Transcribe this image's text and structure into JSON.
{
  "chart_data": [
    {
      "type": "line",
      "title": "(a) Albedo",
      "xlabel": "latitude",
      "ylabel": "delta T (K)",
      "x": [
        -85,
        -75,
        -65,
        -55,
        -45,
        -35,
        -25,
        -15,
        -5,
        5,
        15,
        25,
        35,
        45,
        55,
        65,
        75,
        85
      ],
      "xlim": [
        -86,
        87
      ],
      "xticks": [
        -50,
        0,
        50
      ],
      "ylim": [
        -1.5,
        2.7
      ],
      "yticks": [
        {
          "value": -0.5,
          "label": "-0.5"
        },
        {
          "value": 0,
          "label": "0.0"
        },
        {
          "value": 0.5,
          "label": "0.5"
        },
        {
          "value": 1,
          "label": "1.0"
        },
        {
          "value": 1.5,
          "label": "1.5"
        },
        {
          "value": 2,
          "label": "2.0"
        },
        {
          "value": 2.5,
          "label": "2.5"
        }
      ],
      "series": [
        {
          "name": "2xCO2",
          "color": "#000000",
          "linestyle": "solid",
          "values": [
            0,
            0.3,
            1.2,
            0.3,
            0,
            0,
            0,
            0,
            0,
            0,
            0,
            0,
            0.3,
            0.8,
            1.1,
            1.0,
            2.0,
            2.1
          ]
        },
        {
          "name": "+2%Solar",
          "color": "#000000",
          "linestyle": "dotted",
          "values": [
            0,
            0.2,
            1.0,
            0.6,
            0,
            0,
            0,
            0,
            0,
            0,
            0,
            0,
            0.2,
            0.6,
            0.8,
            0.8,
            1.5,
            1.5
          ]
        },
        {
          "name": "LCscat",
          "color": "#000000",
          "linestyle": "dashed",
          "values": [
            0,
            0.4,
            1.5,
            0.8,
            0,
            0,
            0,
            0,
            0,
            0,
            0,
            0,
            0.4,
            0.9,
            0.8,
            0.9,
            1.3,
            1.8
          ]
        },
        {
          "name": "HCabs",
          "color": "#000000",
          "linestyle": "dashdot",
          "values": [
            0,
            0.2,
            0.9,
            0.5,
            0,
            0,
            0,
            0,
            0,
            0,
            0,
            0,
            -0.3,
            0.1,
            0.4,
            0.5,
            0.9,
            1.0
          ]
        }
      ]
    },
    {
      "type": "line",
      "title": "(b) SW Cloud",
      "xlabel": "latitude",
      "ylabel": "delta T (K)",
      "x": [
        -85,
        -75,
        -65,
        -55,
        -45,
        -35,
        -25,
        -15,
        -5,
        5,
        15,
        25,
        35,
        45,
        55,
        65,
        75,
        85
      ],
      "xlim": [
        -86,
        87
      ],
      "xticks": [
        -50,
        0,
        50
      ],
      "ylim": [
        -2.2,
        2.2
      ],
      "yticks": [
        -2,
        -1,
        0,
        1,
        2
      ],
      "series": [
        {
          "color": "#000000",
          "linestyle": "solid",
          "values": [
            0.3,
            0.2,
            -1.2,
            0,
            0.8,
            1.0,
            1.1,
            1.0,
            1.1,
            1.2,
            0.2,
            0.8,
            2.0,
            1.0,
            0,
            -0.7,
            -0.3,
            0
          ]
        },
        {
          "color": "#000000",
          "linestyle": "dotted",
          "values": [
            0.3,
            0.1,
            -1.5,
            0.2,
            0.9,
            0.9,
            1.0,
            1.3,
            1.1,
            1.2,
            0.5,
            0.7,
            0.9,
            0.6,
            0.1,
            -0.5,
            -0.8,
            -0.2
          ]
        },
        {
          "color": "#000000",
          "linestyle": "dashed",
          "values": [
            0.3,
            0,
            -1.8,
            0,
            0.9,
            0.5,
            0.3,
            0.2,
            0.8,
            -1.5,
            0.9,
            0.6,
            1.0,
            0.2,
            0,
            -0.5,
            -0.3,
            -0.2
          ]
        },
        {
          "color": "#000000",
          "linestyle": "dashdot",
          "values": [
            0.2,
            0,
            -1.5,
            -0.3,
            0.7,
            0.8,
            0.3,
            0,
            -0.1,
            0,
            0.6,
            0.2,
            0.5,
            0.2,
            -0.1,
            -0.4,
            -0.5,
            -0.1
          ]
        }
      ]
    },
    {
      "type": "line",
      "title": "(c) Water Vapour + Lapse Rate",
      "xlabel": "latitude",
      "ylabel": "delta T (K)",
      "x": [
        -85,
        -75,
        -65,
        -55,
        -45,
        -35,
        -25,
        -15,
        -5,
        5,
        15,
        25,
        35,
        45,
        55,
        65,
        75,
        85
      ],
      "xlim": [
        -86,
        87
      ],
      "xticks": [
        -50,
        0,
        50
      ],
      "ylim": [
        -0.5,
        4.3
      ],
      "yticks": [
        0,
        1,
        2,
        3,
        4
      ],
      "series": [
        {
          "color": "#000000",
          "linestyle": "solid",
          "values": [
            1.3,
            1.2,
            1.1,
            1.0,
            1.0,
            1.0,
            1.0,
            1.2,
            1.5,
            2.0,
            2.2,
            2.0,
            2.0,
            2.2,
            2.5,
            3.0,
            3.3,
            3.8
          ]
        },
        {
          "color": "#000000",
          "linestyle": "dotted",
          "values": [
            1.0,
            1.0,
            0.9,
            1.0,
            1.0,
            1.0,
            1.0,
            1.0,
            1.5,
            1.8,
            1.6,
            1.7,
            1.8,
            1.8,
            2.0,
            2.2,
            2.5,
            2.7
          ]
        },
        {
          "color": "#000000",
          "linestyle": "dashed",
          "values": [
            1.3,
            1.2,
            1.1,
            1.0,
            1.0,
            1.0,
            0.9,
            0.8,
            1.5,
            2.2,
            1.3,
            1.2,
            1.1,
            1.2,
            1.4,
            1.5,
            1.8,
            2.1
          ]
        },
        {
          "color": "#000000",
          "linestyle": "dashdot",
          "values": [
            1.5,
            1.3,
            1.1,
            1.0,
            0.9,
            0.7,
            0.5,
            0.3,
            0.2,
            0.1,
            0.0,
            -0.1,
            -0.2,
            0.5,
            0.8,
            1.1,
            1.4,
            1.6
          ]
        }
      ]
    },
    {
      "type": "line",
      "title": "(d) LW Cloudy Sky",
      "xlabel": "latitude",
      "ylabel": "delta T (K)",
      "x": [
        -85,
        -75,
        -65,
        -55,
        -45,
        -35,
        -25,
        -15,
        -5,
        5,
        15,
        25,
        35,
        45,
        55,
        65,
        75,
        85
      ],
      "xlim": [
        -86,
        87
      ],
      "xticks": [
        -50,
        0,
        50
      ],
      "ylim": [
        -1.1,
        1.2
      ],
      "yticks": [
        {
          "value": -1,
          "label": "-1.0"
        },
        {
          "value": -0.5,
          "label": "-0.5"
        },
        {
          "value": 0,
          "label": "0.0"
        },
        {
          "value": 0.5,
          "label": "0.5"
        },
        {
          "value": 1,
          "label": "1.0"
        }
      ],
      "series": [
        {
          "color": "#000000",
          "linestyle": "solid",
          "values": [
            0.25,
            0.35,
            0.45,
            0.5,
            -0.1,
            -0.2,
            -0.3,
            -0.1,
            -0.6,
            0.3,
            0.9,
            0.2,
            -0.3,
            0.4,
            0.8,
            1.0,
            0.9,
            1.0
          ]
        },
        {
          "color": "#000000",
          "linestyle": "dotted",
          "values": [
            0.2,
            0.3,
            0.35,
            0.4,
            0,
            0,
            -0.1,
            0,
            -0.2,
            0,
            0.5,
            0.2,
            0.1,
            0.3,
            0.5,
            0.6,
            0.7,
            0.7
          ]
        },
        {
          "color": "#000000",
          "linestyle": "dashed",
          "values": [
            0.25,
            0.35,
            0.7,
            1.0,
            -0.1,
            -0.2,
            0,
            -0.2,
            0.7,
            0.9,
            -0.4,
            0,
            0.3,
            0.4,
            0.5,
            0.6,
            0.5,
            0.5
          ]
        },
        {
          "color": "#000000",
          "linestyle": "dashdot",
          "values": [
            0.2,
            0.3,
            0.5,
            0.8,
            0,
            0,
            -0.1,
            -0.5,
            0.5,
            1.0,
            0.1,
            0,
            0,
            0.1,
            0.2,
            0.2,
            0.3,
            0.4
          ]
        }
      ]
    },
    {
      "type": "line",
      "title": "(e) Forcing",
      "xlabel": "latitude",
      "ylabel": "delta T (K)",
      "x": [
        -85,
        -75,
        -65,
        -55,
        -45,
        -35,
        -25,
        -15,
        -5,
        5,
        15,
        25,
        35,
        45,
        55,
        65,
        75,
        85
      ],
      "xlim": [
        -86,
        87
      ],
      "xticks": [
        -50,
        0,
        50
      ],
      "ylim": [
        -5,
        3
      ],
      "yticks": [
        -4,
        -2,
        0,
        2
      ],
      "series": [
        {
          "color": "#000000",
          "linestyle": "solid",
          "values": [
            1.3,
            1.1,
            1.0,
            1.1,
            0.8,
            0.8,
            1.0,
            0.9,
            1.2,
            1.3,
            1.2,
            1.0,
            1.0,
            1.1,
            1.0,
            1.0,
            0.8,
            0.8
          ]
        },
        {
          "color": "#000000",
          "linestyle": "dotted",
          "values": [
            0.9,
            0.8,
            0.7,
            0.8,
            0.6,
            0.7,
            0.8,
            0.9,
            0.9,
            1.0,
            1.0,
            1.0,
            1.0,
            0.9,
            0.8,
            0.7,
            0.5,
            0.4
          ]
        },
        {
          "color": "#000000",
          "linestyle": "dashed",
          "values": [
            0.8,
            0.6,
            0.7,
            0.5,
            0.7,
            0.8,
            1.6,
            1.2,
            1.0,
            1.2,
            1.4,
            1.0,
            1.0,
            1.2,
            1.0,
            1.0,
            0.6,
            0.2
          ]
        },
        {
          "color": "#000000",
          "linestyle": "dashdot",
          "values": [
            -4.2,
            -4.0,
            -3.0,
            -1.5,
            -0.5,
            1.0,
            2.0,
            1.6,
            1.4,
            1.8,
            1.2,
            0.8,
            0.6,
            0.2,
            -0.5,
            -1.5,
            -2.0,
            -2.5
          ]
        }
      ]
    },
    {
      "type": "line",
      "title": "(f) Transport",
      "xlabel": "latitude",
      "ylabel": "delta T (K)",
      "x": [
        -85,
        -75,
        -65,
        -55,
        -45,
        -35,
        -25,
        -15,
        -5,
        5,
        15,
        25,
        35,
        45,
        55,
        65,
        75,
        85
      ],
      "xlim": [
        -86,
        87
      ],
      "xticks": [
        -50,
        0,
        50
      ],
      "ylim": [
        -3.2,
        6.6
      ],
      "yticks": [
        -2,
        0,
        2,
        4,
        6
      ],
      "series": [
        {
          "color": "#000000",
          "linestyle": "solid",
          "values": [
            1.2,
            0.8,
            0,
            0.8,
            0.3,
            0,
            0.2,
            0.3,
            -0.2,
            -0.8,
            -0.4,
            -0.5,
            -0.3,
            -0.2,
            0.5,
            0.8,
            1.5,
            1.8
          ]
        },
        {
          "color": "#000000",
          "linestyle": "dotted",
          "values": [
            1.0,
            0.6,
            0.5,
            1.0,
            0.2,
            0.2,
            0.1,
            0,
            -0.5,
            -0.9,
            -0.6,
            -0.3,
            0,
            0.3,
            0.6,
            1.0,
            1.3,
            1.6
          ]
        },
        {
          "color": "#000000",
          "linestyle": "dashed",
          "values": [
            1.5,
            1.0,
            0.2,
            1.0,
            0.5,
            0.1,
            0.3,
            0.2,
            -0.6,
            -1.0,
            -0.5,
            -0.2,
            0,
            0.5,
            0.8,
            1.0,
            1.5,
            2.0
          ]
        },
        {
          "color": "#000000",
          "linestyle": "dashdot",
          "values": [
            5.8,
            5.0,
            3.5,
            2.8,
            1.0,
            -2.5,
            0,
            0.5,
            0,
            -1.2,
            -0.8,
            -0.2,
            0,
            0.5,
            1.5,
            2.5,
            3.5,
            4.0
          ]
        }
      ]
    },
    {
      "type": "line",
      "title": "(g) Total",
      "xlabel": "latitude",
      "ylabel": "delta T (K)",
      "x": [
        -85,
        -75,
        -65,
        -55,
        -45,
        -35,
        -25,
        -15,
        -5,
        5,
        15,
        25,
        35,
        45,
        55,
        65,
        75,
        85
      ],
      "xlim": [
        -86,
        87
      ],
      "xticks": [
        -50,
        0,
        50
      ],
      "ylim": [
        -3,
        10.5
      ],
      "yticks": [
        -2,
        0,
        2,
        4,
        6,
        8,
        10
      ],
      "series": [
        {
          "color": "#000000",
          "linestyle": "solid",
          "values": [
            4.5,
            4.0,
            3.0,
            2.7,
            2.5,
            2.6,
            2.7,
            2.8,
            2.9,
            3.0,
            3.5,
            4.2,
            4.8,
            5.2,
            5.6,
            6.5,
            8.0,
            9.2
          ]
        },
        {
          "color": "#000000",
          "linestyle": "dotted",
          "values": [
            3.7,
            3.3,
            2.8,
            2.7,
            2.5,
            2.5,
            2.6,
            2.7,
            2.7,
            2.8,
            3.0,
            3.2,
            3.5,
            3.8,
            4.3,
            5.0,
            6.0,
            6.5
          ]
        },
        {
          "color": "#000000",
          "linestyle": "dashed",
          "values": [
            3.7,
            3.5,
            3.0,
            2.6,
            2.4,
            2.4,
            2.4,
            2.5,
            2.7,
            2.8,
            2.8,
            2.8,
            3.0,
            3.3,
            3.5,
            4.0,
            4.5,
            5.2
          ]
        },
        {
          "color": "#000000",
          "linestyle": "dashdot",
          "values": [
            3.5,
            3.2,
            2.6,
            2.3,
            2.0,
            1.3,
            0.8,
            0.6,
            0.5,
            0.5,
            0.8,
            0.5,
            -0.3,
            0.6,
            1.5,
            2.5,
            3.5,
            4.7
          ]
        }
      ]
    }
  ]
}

What is asked
Find the lines containing "name" and pull them out.

Response
          "name": "2xCO2",
          "name": "+2%Solar",
          "name": "LCscat",
          "name": "HCabs",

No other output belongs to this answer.